> WRITTEN EXERCISE:
Collect from the data below each line with "西十道街".

=== ENTRIES SHOWN ===

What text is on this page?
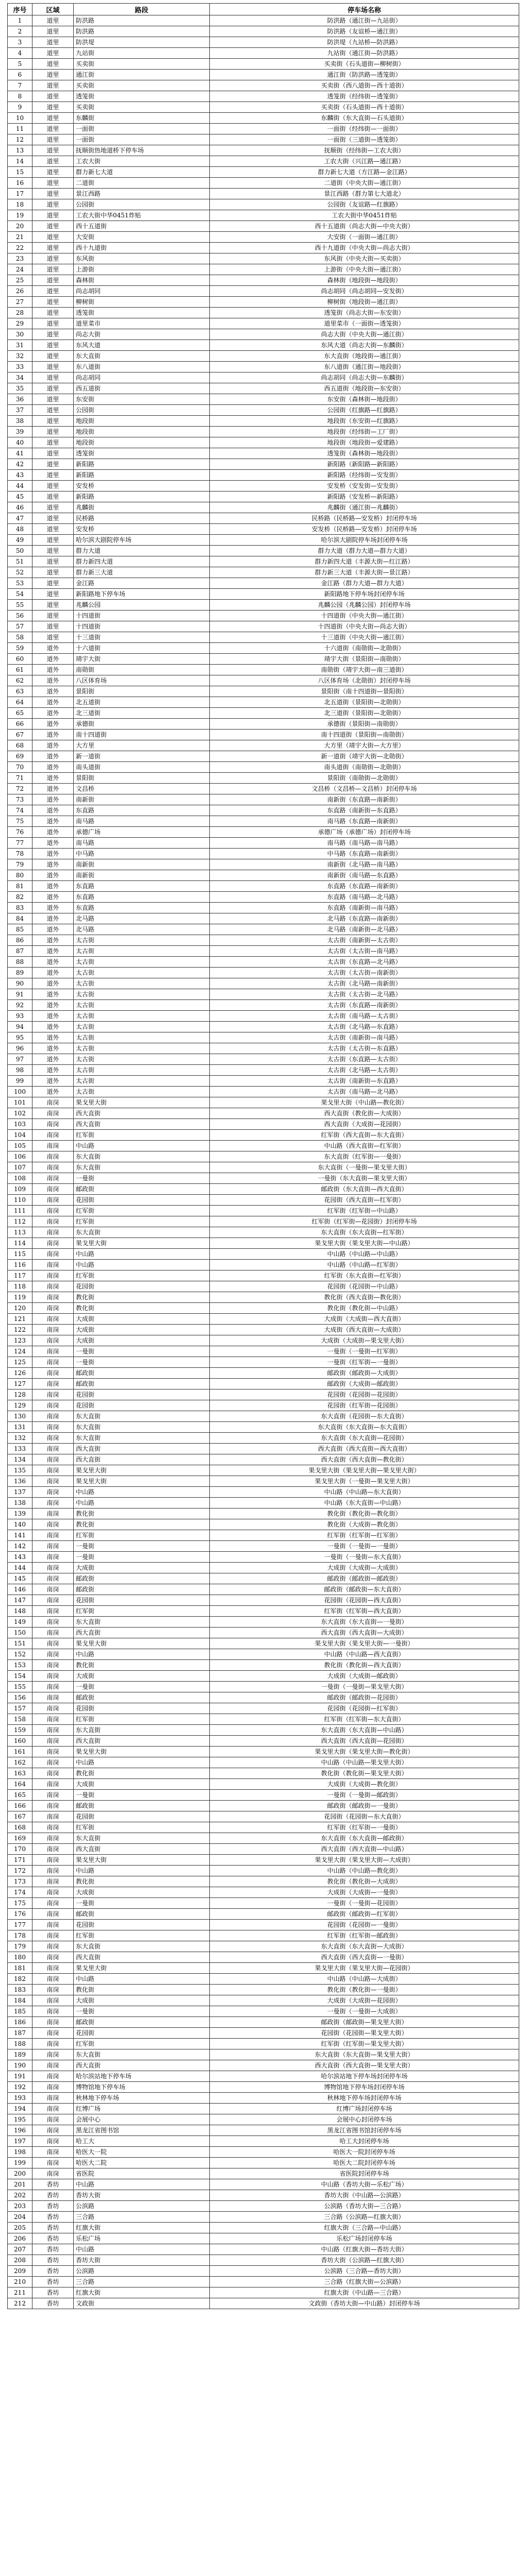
序号	区域	路段	停车场名称
1	道里	防洪路	防洪路（通江街—九站街）
2	道里	防洪路	防洪路（友谊桥—通江街）
3	道里	防洪堤	防洪堤（九站桥—防洪路）
4	道里	九站街	九站街（通江街—防洪路）
5	道里	买卖街	买卖街（石头道街—柳树街）
6	道里	通江街	通江街（防洪路—透笼街）
7	道里	买卖街	买卖街（西八道街—西十道街）
8	道里	透笼街	透笼街（经纬街—透笼街）
9	道里	买卖街	买卖街（石头道街—西十道街）
10	道里	东麟街	东麟街（东大直街—石头道街）
11	道里	一面街	一面街（经纬街—一面街）
12	道里	一面街	一面街（三道街—透笼街）
13	道里	抚顺街热地道桥下停车场	抚顺街（经纬街—工农大街）
14	道里	工农大街	工农大街（兴江路—通江路）
15	道里	群力新七大道	群力新七大道（方江路—金江路）
16	道里	二道街	二道街（中央大街—通江街）
17	道里	景江西路	景江西路（群力第七大道北）
18	道里	公园街	公园街（友谊路—红旗路）
19	道里	工农大街中华0451炸贴	工农大街中华0451炸贴
20	道里	西十五道街	西十五道街（尚志大街—中央大街）
21	道里	大安街	大安街（一面街—通江街）
22	道里	西十九道街	西十九道街（中央大街—尚志大街）
23	道里	东风街	东风街（中央大街—买卖街）
24	道里	上游街	上游街（中央大街—通江街）
25	道里	森林街	森林街（地段街—地段街）
26	道里	尚志胡同	尚志胡同（尚志胡同—安发街）
27	道里	柳树街	柳树街（地段街—通江街）
28	道里	透笼街	透笼街（尚志大街—东安街）
29	道里	道里菜市	道里菜市（一面街—透笼街）
30	道里	尚志大街	尚志大街（中央大街—通江街）
31	道里	东风大道	东风大道（尚志大街—东麟街）
32	道里	东大直街	东大直街（地段街—通江街）
33	道里	东八道街	东八道街（通江街—地段街）
34	道里	尚志胡同	尚志胡同（尚志大街—东麟街）
35	道里	西五道街	西五道街（地段街—东安街）
36	道里	东安街	东安街（森林街—地段街）
37	道里	公园街	公园街（红旗路—红旗路）
38	道里	地段街	地段街（东安街—红旗路）
39	道里	地段街	地段街（经纬街—工厂街）
40	道里	地段街	地段街（地段街—爱建路）
41	道里	透笼街	透笼街（森林街—地段街）
42	道里	新阳路	新阳路（新阳路—新阳路）
43	道里	新阳路	新阳路（经纬街—安发街）
44	道里	安发桥	安发桥（安发街—安发街）
45	道里	新阳路	新阳路（安发桥—新阳路）
46	道里	兆麟街	兆麟街（通江街—兆麟街）
47	道里	民桥路	民桥路（民桥路—安发桥）封闭停车场
48	道里	安发桥	安发桥（民桥路—安发桥）封闭停车场
49	道里	哈尔滨大剧院停车场	哈尔滨大剧院停车场封闭停车场
50	道里	群力大道	群力大道（群力大道—群力大道）
51	道里	群力新四大道	群力新四大道（丰源大街—红江路）
52	道里	群力新三大道	群力新三大道（丰源大街—景江路）
53	道里	金江路	金江路（群力大道—群力大道）
54	道里	新阳路地下停车场	新阳路地下停车场封闭停车场
55	道里	兆麟公园	兆麟公园（兆麟公园）封闭停车场
56	道里	十四道街	十四道街（中央大街—通江街）
57	道里	十四道街	十四道街（中央大街—尚志大街）
58	道里	十三道街	十三道街（中央大街—通江街）
59	道外	十六道街	十六道街（南勋街—北勋街）
60	道外	靖宇大街	靖宇大街（景阳街—南勋街）
61	道外	南勋街	南勋街（靖宇大街—南三道街）
62	道外	八区体育场	八区体育场（北勋街）封闭停车场
63	道外	景阳街	景阳街（南十四道街—景阳街）
64	道外	北五道街	北五道街（景阳街—北勋街）
65	道外	北三道街	北三道街（景阳街—北勋街）
66	道外	承德街	承德街（景阳街—南勋街）
67	道外	南十四道街	南十四道街（景阳街—南勋街）
68	道外	大方里	大方里（靖宇大街—大方里）
69	道外	新一道街	新一道街（靖宇大街—北勋街）
70	道外	南头道街	南头道街（南勋街—北勋街）
71	道外	景阳街	景阳街（南勋街—北勋街）
72	道外	文昌桥	文昌桥（文昌桥—文昌桥）封闭停车场
73	道外	南新街	南新街（东直路—南新街）
74	道外	东直路	东直路（南新街—东直路）
75	道外	南马路	南马路（东直路—南新街）
76	道外	承德广场	承德广场（承德广场）封闭停车场
77	道外	南马路	南马路（南马路—南马路）
78	道外	中马路	中马路（东直路—南新街）
79	道外	南新街	南新街（北马路—南马路）
80	道外	南新街	南新街（南马路—东直路）
81	道外	东直路	东直路（东直路—南新街）
82	道外	东直路	东直路（南马路—北马路）
83	道外	东直路	东直路（南新街—南马路）
84	道外	北马路	北马路（东直路—南新街）
85	道外	北马路	北马路（南新街—北马路）
86	道外	太古街	太古街（南新街—太古街）
87	道外	太古街	太古街（太古街—南马路）
88	道外	太古街	太古街（东直路—北马路）
89	道外	太古街	太古街（太古街—南新街）
90	道外	太古街	太古街（北马路—南新街）
91	道外	太古街	太古街（太古街—北马路）
92	道外	太古街	太古街（东直路—南新街）
93	道外	太古街	太古街（南马路—太古街）
94	道外	太古街	太古街（北马路—东直路）
95	道外	太古街	太古街（南新街—南马路）
96	道外	太古街	太古街（太古街—东直路）
97	道外	太古街	太古街（东直路—太古街）
98	道外	太古街	太古街（北马路—太古街）
99	道外	太古街	太古街（南新街—东直路）
100	道外	太古街	太古街（南马路—北马路）
101	南岗	果戈里大街	果戈里大街（中山路—教化街）
102	南岗	西大直街	西大直街（教化街—大成街）
103	南岗	西大直街	西大直街（大成街—花园街）
104	南岗	红军街	红军街（西大直街—东大直街）
105	南岗	中山路	中山路（西大直街—红军街）
106	南岗	东大直街	东大直街（红军街—一曼街）
107	南岗	东大直街	东大直街（一曼街—果戈里大街）
108	南岗	一曼街	一曼街（东大直街—果戈里大街）
109	南岗	邮政街	邮政街（东大直街—西大直街）
110	南岗	花园街	花园街（西大直街—红军街）
111	南岗	红军街	红军街（红军街—中山路）
112	南岗	红军街	红军街（红军街—花园街）封闭停车场
113	南岗	东大直街	东大直街（东大直街—红军街）
114	南岗	果戈里大街	果戈里大街（果戈里大街—中山路）
115	南岗	中山路	中山路（中山路—中山路）
116	南岗	中山路	中山路（中山路—红军街）
117	南岗	红军街	红军街（东大直街—红军街）
118	南岗	花园街	花园街（花园街—中山路）
119	南岗	教化街	教化街（西大直街—教化街）
120	南岗	教化街	教化街（教化街—中山路）
121	南岗	大成街	大成街（大成街—西大直街）
122	南岗	大成街	大成街（西大直街—大成街）
123	南岗	大成街	大成街（大成街—果戈里大街）
124	南岗	一曼街	一曼街（一曼街—红军街）
125	南岗	一曼街	一曼街（红军街—一曼街）
126	南岗	邮政街	邮政街（邮政街—大成街）
127	南岗	邮政街	邮政街（大成街—邮政街）
128	南岗	花园街	花园街（花园街—花园街）
129	南岗	花园街	花园街（红军街—花园街）
130	南岗	东大直街	东大直街（花园街—东大直街）
131	南岗	东大直街	东大直街（东大直街—东大直街）
132	南岗	东大直街	东大直街（东大直街—花园街）
133	南岗	西大直街	西大直街（西大直街—西大直街）
134	南岗	西大直街	西大直街（西大直街—教化街）
135	南岗	果戈里大街	果戈里大街（果戈里大街—果戈里大街）
136	南岗	果戈里大街	果戈里大街（一曼街—果戈里大街）
137	南岗	中山路	中山路（中山路—东大直街）
138	南岗	中山路	中山路（东大直街—中山路）
139	南岗	教化街	教化街（教化街—教化街）
140	南岗	教化街	教化街（大成街—教化街）
141	南岗	红军街	红军街（红军街—红军街）
142	南岗	一曼街	一曼街（一曼街—一曼街）
143	南岗	一曼街	一曼街（一曼街—东大直街）
144	南岗	大成街	大成街（大成街—大成街）
145	南岗	邮政街	邮政街（邮政街—邮政街）
146	南岗	邮政街	邮政街（邮政街—东大直街）
147	南岗	花园街	花园街（花园街—西大直街）
148	南岗	红军街	红军街（红军街—西大直街）
149	南岗	东大直街	东大直街（东大直街—一曼街）
150	南岗	西大直街	西大直街（西大直街—大成街）
151	南岗	果戈里大街	果戈里大街（果戈里大街—一曼街）
152	南岗	中山路	中山路（中山路—西大直街）
153	南岗	教化街	教化街（教化街—西大直街）
154	南岗	大成街	大成街（大成街—邮政街）
155	南岗	一曼街	一曼街（一曼街—果戈里大街）
156	南岗	邮政街	邮政街（邮政街—花园街）
157	南岗	花园街	花园街（花园街—红军街）
158	南岗	红军街	红军街（红军街—东大直街）
159	南岗	东大直街	东大直街（东大直街—中山路）
160	南岗	西大直街	西大直街（西大直街—花园街）
161	南岗	果戈里大街	果戈里大街（果戈里大街—教化街）
162	南岗	中山路	中山路（中山路—果戈里大街）
163	南岗	教化街	教化街（教化街—果戈里大街）
164	南岗	大成街	大成街（大成街—教化街）
165	南岗	一曼街	一曼街（一曼街—邮政街）
166	南岗	邮政街	邮政街（邮政街—一曼街）
167	南岗	花园街	花园街（花园街—东大直街）
168	南岗	红军街	红军街（红军街—一曼街）
169	南岗	东大直街	东大直街（东大直街—邮政街）
170	南岗	西大直街	西大直街（西大直街—中山路）
171	南岗	果戈里大街	果戈里大街（果戈里大街—大成街）
172	南岗	中山路	中山路（中山路—教化街）
173	南岗	教化街	教化街（教化街—大成街）
174	南岗	大成街	大成街（大成街—一曼街）
175	南岗	一曼街	一曼街（一曼街—花园街）
176	南岗	邮政街	邮政街（邮政街—红军街）
177	南岗	花园街	花园街（花园街—一曼街）
178	南岗	红军街	红军街（红军街—邮政街）
179	南岗	东大直街	东大直街（东大直街—大成街）
180	南岗	西大直街	西大直街（西大直街—一曼街）
181	南岗	果戈里大街	果戈里大街（果戈里大街—花园街）
182	南岗	中山路	中山路（中山路—大成街）
183	南岗	教化街	教化街（教化街—一曼街）
184	南岗	大成街	大成街（大成街—花园街）
185	南岗	一曼街	一曼街（一曼街—大成街）
186	南岗	邮政街	邮政街（邮政街—果戈里大街）
187	南岗	花园街	花园街（花园街—果戈里大街）
188	南岗	红军街	红军街（红军街—果戈里大街）
189	南岗	东大直街	东大直街（东大直街—果戈里大街）
190	南岗	西大直街	西大直街（西大直街—果戈里大街）
191	南岗	哈尔滨站地下停车场	哈尔滨站地下停车场封闭停车场
192	南岗	博物馆地下停车场	博物馆地下停车场封闭停车场
193	南岗	秋林地下停车场	秋林地下停车场封闭停车场
194	南岗	红博广场	红博广场封闭停车场
195	南岗	会展中心	会展中心封闭停车场
196	南岗	黑龙江省图书馆	黑龙江省图书馆封闭停车场
197	南岗	哈工大	哈工大封闭停车场
198	南岗	哈医大一院	哈医大一院封闭停车场
199	南岗	哈医大二院	哈医大二院封闭停车场
200	南岗	省医院	省医院封闭停车场
201	香坊	中山路	中山路（香坊大街—乐松广场）
202	香坊	香坊大街	香坊大街（中山路—公滨路）
203	香坊	公滨路	公滨路（香坊大街—三合路）
204	香坊	三合路	三合路（公滨路—红旗大街）
205	香坊	红旗大街	红旗大街（三合路—中山路）
206	香坊	乐松广场	乐松广场封闭停车场
207	香坊	中山路	中山路（红旗大街—香坊大街）
208	香坊	香坊大街	香坊大街（公滨路—红旗大街）
209	香坊	公滨路	公滨路（三合路—香坊大街）
210	香坊	三合路	三合路（红旗大街—公滨路）
211	香坊	红旗大街	红旗大街（中山路—三合路）
212	香坊	文政街	文政街（香坊大街—中山路）封闭停车场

===

> ANSWER FOR THIS EXERCISE:
7	道里	买卖街	买卖街（西八道街—西十道街）
9	道里	买卖街	买卖街（石头道街—西十道街）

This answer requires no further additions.